Exercise. Give the listing again in full, exactly as written.

Dataset entries.

......

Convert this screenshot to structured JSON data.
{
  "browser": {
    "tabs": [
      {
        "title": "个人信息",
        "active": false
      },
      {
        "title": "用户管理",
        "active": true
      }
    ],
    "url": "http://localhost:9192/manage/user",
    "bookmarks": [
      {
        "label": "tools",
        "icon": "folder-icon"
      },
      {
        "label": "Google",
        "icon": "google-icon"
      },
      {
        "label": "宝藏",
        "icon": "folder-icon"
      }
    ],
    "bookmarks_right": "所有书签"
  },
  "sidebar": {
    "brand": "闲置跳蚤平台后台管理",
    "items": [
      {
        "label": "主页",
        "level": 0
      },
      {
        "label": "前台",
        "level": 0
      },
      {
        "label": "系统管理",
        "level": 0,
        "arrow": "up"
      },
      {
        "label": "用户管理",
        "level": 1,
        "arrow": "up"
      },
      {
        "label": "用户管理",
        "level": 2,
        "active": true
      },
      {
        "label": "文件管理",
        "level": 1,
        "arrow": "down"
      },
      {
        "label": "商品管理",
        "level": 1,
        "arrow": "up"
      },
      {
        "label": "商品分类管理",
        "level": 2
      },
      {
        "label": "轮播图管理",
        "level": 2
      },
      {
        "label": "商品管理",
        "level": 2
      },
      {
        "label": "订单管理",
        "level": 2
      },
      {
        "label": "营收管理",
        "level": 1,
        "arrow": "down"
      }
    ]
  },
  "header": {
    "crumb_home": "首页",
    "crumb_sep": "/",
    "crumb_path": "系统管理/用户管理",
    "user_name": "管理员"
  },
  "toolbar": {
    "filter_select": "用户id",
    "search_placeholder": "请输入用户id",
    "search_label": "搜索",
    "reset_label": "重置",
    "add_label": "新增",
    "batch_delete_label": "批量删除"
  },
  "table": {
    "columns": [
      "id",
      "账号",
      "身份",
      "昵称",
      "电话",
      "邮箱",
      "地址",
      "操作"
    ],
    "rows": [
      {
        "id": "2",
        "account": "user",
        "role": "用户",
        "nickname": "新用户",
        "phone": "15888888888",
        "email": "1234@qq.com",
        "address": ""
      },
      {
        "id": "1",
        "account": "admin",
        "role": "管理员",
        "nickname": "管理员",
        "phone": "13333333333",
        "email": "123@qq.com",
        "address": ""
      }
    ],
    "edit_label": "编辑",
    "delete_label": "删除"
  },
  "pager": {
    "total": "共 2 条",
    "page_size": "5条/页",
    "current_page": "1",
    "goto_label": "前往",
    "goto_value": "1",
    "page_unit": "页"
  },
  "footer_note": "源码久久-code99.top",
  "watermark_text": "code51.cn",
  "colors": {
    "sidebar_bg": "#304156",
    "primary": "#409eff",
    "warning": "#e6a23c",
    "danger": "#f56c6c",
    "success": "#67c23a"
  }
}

......

Exercise result.
Convert this screenshot to structured JSON data.
{
  "browser": {
    "tabs": [
      {
        "title": "个人信息",
        "active": false
      },
      {
        "title": "用户管理",
        "active": true
      }
    ],
    "url": "http://localhost:9192/manage/user",
    "bookmarks": [
      {
        "label": "tools",
        "icon": "folder-icon"
      },
      {
        "label": "Google",
        "icon": "google-icon"
      },
      {
        "label": "宝藏",
        "icon": "folder-icon"
      }
    ],
    "bookmarks_right": "所有书签"
  },
  "sidebar": {
    "brand": "闲置跳蚤平台后台管理",
    "items": [
      {
        "label": "主页",
        "level": 0
      },
      {
        "label": "前台",
        "level": 0
      },
      {
        "label": "系统管理",
        "level": 0,
        "arrow": "up"
      },
      {
        "label": "用户管理",
        "level": 1,
        "arrow": "up"
      },
      {
        "label": "用户管理",
        "level": 2,
        "active": true
      },
      {
        "label": "文件管理",
        "level": 1,
        "arrow": "down"
      },
      {
        "label": "商品管理",
        "level": 1,
        "arrow": "up"
      },
      {
        "label": "商品分类管理",
        "level": 2
      },
      {
        "label": "轮播图管理",
        "level": 2
      },
      {
        "label": "商品管理",
        "level": 2
      },
      {
        "label": "订单管理",
        "level": 2
      },
      {
        "label": "营收管理",
        "level": 1,
        "arrow": "down"
      }
    ]
  },
  "header": {
    "crumb_home": "首页",
    "crumb_sep": "/",
    "crumb_path": "系统管理/用户管理",
    "user_name": "管理员"
  },
  "toolbar": {
    "filter_select": "用户id",
    "search_placeholder": "请输入用户id",
    "search_label": "搜索",
    "reset_label": "重置",
    "add_label": "新增",
    "batch_delete_label": "批量删除"
  },
  "table": {
    "columns": [
      "id",
      "账号",
      "身份",
      "昵称",
      "电话",
      "邮箱",
      "地址",
      "操作"
    ],
    "rows": [
      {
        "id": "2",
        "account": "user",
        "role": "用户",
        "nickname": "新用户",
        "phone": "15888888888",
        "email": "1234@qq.com",
        "address": ""
      },
      {
        "id": "1",
        "account": "admin",
        "role": "管理员",
        "nickname": "管理员",
        "phone": "13333333333",
        "email": "123@qq.com",
        "address": ""
      }
    ],
    "edit_label": "编辑",
    "delete_label": "删除"
  },
  "pager": {
    "total": "共 2 条",
    "page_size": "5条/页",
    "current_page": "1",
    "goto_label": "前往",
    "goto_value": "1",
    "page_unit": "页"
  },
  "footer_note": "源码久久-code99.top",
  "watermark_text": "code51.cn",
  "colors": {
    "sidebar_bg": "#304156",
    "primary": "#409eff",
    "warning": "#e6a23c",
    "danger": "#f56c6c",
    "success": "#67c23a"
  }
}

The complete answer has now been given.